> _JOB_:
Every line holding the string "placeholder" should be gathered.

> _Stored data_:
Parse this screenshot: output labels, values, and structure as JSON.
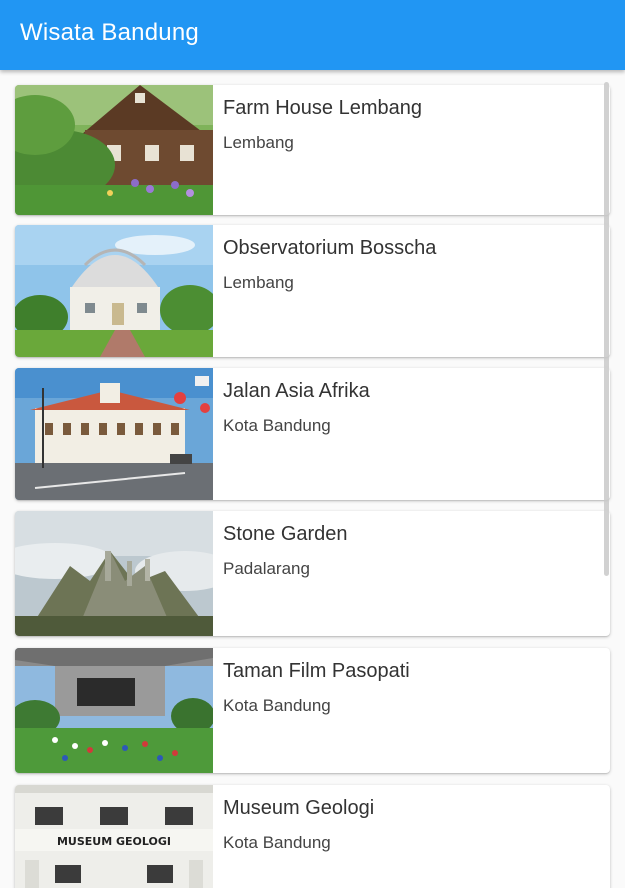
{
  "app_bar": {
    "title": "Wisata Bandung"
  },
  "places": [
    {
      "name": "Farm House Lembang",
      "location": "Lembang"
    },
    {
      "name": "Observatorium Bosscha",
      "location": "Lembang"
    },
    {
      "name": "Jalan Asia Afrika",
      "location": "Kota Bandung"
    },
    {
      "name": "Stone Garden",
      "location": "Padalarang"
    },
    {
      "name": "Taman Film Pasopati",
      "location": "Kota Bandung"
    },
    {
      "name": "Museum Geologi",
      "location": "Kota Bandung",
      "sign_text": "MUSEUM GEOLOGI"
    }
  ],
  "colors": {
    "app_bar": "#2196f3",
    "background": "#fafafa",
    "card": "#ffffff"
  }
}
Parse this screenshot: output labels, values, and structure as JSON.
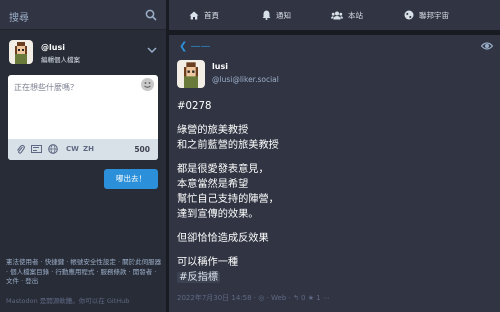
{
  "search": {
    "placeholder": "搜尋"
  },
  "account": {
    "handle": "@lusi",
    "edit_profile": "編輯個人檔案"
  },
  "compose": {
    "placeholder": "正在想些什麼嗎？",
    "cw_label": "CW",
    "lang_label": "ZH",
    "char_count": "500",
    "toot_button": "嘟出去！"
  },
  "footer": {
    "links": "憲法使用者 · 快捷鍵 · 帳號安全性設定 · 關於此伺服器 · 個人檔案目錄 · 行動應用程式 · 服務條款 · 開發者 · 文件 · 登出",
    "source": "Mastodon 是開源軟體。你可以在 GitHub"
  },
  "nav": {
    "home": "首頁",
    "notifications": "通知",
    "local": "本站",
    "federated": "聯邦宇宙"
  },
  "status": {
    "display_name": "lusi",
    "acct": "@lusi@liker.social",
    "paragraphs": [
      "#0278",
      "綠營的旅美教授\n和之前藍營的旅美教授",
      "都是很愛發表意見，\n本意當然是希望\n幫忙自己支持的陣營，\n達到宣傳的效果。",
      "但卻恰恰造成反效果",
      "可以稱作一種"
    ],
    "hashtag": "#反指標",
    "meta": "2022年7月30日 14:58 · ◎ · Web · ↰ 0 ★ 1 ⋯"
  },
  "colors": {
    "background": "#191b22",
    "panel": "#282c37",
    "bar": "#313543",
    "accent": "#2b90d9"
  }
}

> _ANSWER_:
    "placeholder": "搜尋"
    "placeholder": "正在想些什麼嗎？",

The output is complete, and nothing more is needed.